> _Given problem_: Find every line in the records below that holds the word "dtₘₐₓ", and copy it out.

> _Data listing_:
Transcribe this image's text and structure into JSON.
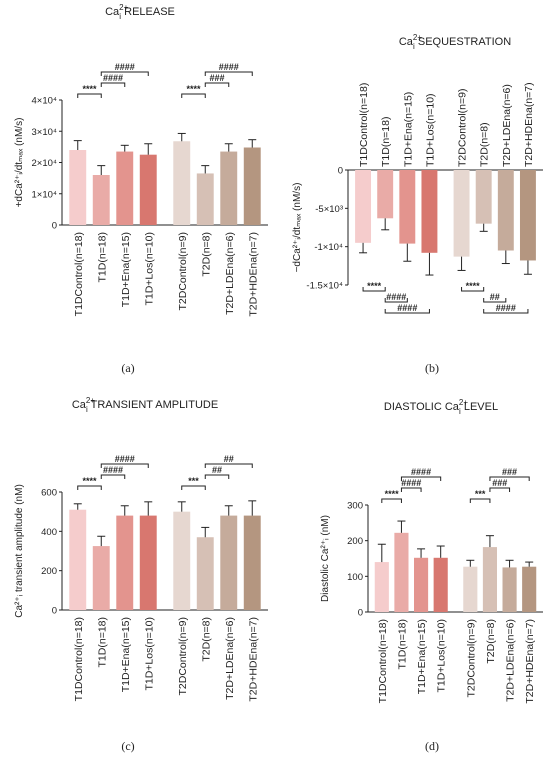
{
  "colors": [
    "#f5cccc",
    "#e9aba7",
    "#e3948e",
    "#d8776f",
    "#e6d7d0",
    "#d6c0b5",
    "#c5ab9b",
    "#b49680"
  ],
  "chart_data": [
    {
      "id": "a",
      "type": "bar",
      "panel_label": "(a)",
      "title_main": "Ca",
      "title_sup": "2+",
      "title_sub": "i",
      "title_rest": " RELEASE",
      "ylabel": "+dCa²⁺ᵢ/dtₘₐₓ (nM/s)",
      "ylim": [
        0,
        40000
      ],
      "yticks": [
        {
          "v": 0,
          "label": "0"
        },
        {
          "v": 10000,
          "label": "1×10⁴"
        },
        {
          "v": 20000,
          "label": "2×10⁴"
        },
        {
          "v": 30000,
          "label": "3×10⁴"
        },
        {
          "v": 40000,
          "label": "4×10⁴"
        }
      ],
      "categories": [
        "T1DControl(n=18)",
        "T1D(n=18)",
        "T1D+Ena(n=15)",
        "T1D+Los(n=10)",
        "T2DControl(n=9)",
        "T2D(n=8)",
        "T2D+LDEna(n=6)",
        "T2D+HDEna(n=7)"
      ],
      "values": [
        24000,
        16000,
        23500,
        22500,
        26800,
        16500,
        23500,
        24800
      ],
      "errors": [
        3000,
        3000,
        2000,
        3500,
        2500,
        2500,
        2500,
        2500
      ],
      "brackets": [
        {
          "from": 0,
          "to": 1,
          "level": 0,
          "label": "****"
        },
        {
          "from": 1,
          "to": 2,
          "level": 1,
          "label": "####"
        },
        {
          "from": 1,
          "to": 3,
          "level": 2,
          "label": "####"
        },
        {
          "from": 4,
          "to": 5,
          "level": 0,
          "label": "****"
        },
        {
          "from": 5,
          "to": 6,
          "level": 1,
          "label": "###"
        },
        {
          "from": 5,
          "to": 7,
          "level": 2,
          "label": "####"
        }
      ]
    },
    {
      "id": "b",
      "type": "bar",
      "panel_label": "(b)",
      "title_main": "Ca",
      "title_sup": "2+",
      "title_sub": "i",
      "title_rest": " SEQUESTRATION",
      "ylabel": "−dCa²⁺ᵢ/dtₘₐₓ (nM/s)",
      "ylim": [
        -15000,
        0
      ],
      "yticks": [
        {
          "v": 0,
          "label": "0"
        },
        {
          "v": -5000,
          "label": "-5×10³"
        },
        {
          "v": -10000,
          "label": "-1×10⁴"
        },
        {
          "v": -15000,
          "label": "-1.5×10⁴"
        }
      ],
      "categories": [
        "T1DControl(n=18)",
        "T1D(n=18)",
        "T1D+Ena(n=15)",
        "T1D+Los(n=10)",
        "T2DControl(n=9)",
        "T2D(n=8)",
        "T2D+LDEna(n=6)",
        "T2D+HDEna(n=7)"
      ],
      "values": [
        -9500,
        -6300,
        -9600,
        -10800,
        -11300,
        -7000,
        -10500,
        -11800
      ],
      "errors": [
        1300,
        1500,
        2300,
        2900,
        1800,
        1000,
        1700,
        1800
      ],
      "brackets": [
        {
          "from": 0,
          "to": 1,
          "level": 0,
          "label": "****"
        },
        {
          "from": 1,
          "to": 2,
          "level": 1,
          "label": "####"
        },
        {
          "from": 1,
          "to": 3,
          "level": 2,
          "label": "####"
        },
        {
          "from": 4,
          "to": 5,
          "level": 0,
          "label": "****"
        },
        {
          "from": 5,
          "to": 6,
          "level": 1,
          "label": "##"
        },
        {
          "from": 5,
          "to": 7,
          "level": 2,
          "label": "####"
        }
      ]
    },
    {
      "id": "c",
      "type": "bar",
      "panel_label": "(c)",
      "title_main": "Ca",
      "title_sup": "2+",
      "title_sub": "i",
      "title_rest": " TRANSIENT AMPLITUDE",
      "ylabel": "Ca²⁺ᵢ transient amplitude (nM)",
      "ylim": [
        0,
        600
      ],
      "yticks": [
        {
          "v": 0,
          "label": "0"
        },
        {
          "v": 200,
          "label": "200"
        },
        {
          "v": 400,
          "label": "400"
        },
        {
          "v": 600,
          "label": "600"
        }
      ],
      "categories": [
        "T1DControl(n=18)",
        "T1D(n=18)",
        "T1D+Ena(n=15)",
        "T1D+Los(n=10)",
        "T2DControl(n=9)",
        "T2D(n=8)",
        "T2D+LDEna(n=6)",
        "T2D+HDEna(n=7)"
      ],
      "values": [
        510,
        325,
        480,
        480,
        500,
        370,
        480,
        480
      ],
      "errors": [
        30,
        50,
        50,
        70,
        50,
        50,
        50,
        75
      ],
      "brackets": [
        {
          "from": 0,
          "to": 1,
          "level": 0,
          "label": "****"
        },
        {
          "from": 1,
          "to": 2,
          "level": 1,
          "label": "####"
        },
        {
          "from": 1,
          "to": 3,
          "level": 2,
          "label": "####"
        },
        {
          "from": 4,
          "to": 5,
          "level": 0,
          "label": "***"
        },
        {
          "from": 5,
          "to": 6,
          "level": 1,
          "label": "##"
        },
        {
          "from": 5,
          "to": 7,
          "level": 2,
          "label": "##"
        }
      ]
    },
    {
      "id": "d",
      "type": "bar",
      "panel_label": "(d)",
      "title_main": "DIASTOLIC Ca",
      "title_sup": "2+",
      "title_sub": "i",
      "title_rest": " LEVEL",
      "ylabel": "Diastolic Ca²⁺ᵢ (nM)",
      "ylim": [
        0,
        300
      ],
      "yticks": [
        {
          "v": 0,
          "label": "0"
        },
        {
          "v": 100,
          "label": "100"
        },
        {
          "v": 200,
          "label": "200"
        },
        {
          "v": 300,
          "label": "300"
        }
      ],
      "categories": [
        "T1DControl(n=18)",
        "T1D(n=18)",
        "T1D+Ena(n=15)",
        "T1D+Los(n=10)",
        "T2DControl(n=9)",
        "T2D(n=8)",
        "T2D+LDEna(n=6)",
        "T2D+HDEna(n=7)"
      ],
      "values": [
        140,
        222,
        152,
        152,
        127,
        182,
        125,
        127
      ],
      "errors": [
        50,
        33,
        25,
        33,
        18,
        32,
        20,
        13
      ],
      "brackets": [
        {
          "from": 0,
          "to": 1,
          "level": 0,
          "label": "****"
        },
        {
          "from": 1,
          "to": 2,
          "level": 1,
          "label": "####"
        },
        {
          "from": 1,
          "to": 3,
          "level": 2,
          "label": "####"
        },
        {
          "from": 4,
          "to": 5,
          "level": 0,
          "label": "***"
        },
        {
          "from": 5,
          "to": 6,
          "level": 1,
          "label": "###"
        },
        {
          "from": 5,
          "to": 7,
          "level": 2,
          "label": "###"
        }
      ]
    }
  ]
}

> _Written solution_:
      "ylabel": "+dCa²⁺ᵢ/dtₘₐₓ (nM/s)",
      "ylabel": "−dCa²⁺ᵢ/dtₘₐₓ (nM/s)",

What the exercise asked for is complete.